### Records supplied:
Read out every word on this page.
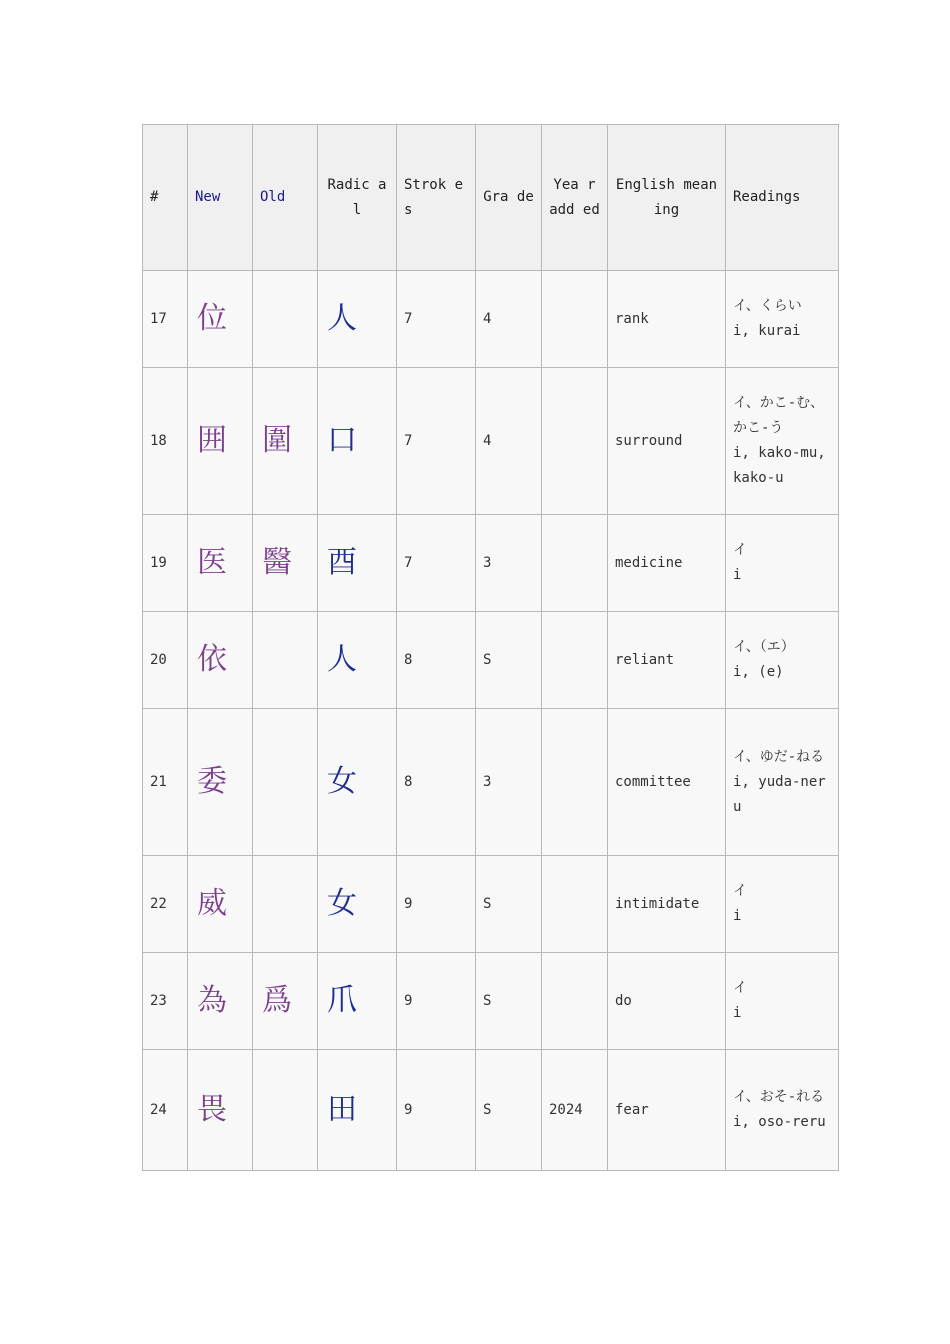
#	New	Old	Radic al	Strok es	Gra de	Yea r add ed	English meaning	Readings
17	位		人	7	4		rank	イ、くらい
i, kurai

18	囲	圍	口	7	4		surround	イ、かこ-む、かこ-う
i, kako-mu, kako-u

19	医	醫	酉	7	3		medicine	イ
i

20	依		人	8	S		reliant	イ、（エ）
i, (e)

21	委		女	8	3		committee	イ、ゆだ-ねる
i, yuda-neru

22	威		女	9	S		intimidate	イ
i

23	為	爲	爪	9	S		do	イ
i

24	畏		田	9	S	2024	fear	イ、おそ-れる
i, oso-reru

--

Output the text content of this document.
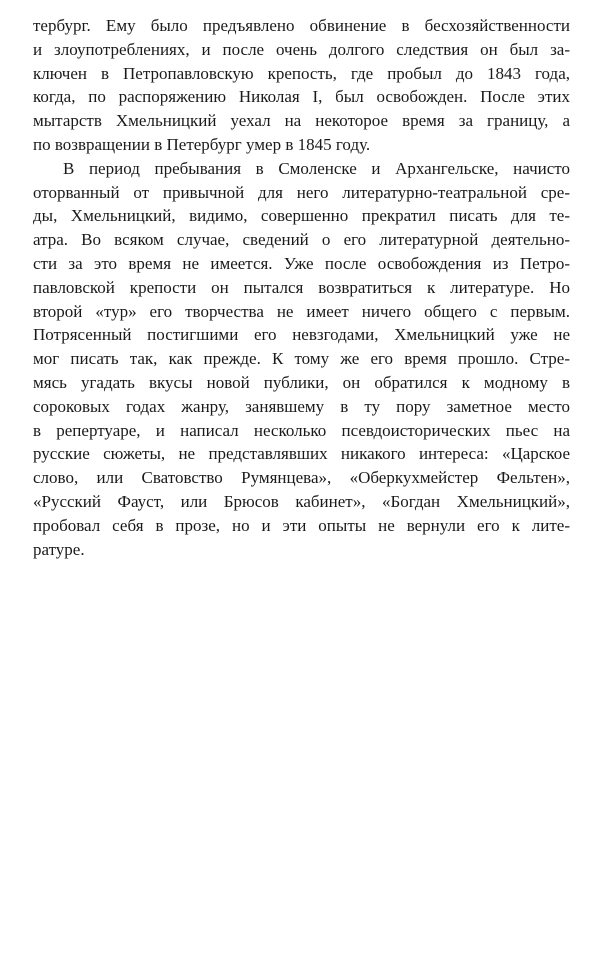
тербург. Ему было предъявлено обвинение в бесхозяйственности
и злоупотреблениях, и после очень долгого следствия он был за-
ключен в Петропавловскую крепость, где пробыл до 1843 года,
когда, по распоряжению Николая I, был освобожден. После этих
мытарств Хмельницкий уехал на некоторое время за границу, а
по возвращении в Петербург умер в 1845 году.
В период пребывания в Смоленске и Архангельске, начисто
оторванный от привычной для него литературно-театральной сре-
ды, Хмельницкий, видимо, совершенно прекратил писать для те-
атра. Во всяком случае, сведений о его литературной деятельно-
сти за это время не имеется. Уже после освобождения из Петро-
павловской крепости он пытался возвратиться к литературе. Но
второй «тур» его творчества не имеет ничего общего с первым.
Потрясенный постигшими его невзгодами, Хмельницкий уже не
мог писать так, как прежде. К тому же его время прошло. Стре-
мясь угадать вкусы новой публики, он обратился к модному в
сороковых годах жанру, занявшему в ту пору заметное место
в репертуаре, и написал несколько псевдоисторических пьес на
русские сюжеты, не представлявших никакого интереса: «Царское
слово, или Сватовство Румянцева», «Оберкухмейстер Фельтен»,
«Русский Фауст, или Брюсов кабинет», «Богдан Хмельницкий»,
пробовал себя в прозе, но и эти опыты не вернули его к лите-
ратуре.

### Work instructions:
The word "писать" may occur in lines of the records. Report how many such lines there are, giving only the number.

### Result of this exercise:
2